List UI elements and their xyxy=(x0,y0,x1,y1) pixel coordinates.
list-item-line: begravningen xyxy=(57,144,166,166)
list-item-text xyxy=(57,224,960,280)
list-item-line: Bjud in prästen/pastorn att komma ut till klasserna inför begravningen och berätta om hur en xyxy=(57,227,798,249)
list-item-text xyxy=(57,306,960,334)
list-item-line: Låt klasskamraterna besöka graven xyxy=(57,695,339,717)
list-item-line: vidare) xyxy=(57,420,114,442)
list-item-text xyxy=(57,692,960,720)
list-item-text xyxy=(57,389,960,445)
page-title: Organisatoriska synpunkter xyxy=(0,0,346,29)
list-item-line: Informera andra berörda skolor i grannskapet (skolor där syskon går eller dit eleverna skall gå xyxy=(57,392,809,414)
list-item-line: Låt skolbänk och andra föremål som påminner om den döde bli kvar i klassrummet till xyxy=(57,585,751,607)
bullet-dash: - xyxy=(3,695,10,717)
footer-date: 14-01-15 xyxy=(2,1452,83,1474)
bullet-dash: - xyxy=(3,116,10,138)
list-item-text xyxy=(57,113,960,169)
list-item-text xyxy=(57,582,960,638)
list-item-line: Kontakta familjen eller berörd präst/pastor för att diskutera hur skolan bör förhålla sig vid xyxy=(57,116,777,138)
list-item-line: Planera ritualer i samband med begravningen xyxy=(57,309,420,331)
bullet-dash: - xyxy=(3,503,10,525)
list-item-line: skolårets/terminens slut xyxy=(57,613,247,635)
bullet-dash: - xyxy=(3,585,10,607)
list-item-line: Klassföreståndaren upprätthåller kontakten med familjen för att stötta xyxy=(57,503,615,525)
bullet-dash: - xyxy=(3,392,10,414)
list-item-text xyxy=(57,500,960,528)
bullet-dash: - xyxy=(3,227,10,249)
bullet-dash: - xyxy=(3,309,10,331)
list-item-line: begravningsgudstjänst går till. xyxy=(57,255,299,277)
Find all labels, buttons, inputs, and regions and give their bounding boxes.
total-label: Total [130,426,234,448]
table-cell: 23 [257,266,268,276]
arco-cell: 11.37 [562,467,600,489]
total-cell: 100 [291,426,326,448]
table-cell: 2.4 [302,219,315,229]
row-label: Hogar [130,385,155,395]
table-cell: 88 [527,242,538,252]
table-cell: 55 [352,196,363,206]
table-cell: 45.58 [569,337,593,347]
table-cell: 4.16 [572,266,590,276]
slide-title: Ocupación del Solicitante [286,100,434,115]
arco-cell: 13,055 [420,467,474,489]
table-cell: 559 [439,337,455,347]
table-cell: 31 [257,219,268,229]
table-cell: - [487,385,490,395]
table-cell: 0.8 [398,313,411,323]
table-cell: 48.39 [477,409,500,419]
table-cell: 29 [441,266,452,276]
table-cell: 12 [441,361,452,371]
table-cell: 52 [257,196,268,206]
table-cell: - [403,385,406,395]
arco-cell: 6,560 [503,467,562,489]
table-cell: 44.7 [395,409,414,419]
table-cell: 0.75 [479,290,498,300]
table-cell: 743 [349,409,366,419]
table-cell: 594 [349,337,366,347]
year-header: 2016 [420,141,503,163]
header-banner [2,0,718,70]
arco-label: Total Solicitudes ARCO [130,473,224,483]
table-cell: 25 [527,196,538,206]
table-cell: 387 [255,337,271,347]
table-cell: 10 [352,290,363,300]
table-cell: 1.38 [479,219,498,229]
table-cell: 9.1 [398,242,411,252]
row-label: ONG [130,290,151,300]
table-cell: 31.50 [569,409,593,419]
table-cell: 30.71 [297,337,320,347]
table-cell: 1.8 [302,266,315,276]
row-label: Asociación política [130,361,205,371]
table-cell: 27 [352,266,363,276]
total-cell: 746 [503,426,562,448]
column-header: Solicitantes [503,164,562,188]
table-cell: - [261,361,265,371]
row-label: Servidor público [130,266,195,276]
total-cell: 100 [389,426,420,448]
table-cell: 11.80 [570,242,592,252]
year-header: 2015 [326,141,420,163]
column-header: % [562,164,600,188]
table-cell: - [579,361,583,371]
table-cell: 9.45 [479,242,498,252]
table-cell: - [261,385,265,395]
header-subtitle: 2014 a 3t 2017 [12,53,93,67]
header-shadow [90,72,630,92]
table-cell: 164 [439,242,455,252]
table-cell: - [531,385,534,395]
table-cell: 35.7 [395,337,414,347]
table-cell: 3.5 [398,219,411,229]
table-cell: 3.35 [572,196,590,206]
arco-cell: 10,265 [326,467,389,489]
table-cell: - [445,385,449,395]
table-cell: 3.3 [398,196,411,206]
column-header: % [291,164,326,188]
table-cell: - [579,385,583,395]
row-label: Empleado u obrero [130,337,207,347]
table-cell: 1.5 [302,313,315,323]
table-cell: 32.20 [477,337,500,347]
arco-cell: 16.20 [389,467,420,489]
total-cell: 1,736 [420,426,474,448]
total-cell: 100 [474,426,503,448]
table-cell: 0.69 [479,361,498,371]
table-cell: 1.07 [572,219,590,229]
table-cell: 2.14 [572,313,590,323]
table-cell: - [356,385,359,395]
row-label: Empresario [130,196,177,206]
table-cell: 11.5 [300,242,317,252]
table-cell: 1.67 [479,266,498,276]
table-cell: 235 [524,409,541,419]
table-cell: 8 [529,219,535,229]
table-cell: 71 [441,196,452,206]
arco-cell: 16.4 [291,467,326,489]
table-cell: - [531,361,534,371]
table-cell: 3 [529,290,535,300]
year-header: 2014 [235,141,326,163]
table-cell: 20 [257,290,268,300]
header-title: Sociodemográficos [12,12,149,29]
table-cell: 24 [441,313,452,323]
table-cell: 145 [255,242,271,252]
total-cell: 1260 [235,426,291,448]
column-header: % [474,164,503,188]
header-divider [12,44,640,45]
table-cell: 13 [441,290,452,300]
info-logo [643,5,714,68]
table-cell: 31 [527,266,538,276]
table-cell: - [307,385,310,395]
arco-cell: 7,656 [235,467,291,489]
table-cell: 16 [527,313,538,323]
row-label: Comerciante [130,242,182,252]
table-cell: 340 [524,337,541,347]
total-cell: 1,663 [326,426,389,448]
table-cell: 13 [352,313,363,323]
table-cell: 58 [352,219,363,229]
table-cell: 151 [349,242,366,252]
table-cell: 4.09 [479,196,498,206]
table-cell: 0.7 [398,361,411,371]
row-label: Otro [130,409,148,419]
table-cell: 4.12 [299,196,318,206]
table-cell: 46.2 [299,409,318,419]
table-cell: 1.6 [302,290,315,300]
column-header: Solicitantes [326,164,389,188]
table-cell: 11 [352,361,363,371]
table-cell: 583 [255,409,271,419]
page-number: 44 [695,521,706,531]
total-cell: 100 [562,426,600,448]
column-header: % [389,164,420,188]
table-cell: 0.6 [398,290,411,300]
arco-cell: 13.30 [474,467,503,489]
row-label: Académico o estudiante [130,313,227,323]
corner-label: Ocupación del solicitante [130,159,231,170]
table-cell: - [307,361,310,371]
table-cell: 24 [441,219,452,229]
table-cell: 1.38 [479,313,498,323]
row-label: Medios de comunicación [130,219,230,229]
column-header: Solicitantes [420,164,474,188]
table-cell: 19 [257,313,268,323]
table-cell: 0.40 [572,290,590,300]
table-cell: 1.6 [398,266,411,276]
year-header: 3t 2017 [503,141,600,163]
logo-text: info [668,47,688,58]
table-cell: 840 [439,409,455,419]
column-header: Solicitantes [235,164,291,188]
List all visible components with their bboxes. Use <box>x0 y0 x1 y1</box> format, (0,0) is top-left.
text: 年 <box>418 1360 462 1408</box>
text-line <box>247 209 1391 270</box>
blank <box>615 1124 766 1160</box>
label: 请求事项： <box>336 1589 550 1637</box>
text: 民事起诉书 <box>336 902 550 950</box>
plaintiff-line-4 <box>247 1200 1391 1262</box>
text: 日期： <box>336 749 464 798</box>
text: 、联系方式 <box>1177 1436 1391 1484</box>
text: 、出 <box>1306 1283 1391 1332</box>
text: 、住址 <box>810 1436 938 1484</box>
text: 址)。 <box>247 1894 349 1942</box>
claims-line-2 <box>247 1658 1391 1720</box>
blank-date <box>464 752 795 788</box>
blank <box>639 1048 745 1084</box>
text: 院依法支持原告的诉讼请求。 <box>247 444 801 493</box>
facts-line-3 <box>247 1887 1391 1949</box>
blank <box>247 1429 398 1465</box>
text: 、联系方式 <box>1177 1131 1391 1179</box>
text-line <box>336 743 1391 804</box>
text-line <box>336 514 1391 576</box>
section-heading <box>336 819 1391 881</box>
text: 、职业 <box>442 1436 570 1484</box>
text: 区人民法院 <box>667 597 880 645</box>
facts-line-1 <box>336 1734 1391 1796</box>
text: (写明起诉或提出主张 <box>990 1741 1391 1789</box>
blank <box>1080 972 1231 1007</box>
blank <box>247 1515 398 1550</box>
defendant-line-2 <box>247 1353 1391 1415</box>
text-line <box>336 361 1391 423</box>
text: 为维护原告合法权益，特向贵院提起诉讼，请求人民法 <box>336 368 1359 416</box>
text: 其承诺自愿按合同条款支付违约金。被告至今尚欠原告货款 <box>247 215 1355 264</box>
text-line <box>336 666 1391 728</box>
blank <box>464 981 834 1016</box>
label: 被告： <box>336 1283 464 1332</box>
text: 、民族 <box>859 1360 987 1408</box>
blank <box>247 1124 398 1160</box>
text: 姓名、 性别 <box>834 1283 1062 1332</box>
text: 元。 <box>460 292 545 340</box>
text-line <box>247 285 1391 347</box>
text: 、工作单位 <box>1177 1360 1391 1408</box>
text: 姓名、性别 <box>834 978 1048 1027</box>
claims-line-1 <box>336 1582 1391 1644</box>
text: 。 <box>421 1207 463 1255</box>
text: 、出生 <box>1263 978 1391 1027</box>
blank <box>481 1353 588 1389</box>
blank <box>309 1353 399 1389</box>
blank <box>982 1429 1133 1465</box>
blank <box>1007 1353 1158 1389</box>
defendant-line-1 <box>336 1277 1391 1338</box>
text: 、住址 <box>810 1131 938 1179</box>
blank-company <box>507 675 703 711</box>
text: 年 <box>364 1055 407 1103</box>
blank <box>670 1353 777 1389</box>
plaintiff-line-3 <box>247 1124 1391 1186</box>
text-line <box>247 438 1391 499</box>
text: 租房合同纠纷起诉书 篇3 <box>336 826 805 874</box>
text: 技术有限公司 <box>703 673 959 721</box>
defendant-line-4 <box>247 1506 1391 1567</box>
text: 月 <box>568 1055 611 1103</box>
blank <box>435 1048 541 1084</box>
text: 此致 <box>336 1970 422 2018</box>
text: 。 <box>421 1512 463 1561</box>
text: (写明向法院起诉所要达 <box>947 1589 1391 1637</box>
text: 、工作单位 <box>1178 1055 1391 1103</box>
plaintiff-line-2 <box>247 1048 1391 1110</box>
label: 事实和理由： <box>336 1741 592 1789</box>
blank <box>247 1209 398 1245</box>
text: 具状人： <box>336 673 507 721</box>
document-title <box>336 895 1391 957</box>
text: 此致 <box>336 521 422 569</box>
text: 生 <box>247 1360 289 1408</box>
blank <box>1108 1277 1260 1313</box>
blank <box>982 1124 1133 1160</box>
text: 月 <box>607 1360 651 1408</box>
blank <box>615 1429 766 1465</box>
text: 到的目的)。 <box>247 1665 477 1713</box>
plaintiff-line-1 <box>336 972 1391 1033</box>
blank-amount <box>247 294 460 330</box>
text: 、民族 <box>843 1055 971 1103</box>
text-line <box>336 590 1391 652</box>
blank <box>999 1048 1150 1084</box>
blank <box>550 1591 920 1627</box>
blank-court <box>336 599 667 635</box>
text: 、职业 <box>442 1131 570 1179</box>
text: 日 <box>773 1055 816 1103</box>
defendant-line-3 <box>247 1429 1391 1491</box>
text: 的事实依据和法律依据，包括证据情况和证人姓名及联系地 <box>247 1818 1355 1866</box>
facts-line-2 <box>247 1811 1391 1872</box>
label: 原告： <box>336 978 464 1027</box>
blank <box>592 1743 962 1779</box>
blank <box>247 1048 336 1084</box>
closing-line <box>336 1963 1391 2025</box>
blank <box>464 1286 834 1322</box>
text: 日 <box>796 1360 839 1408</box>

### Aim
Reproduce the records word for word, from their first line through the line containing "list-item-line: Kontakta familjen", inclusive.

### Full solution
List UI elements and their xyxy=(x0,y0,x1,y1) pixel coordinates.
list-item-line: begravningen xyxy=(57,144,166,166)
list-item-text xyxy=(57,224,960,280)
list-item-line: Bjud in prästen/pastorn att komma ut till klasserna inför begravningen och berätta om hur en xyxy=(57,227,798,249)
list-item-text xyxy=(57,306,960,334)
list-item-line: Låt klasskamraterna besöka graven xyxy=(57,695,339,717)
list-item-line: vidare) xyxy=(57,420,114,442)
list-item-text xyxy=(57,692,960,720)
list-item-text xyxy=(57,389,960,445)
page-title: Organisatoriska synpunkter xyxy=(0,0,346,29)
list-item-line: Informera andra berörda skolor i grannskapet (skolor där syskon går eller dit eleverna skall gå xyxy=(57,392,809,414)
list-item-line: Låt skolbänk och andra föremål som påminner om den döde bli kvar i klassrummet till xyxy=(57,585,751,607)
bullet-dash: - xyxy=(3,695,10,717)
footer-date: 14-01-15 xyxy=(2,1452,83,1474)
bullet-dash: - xyxy=(3,116,10,138)
list-item-text xyxy=(57,113,960,169)
list-item-text xyxy=(57,582,960,638)
list-item-line: Kontakta familjen eller berörd präst/pastor för att diskutera hur skolan bör förhålla sig vid xyxy=(57,116,777,138)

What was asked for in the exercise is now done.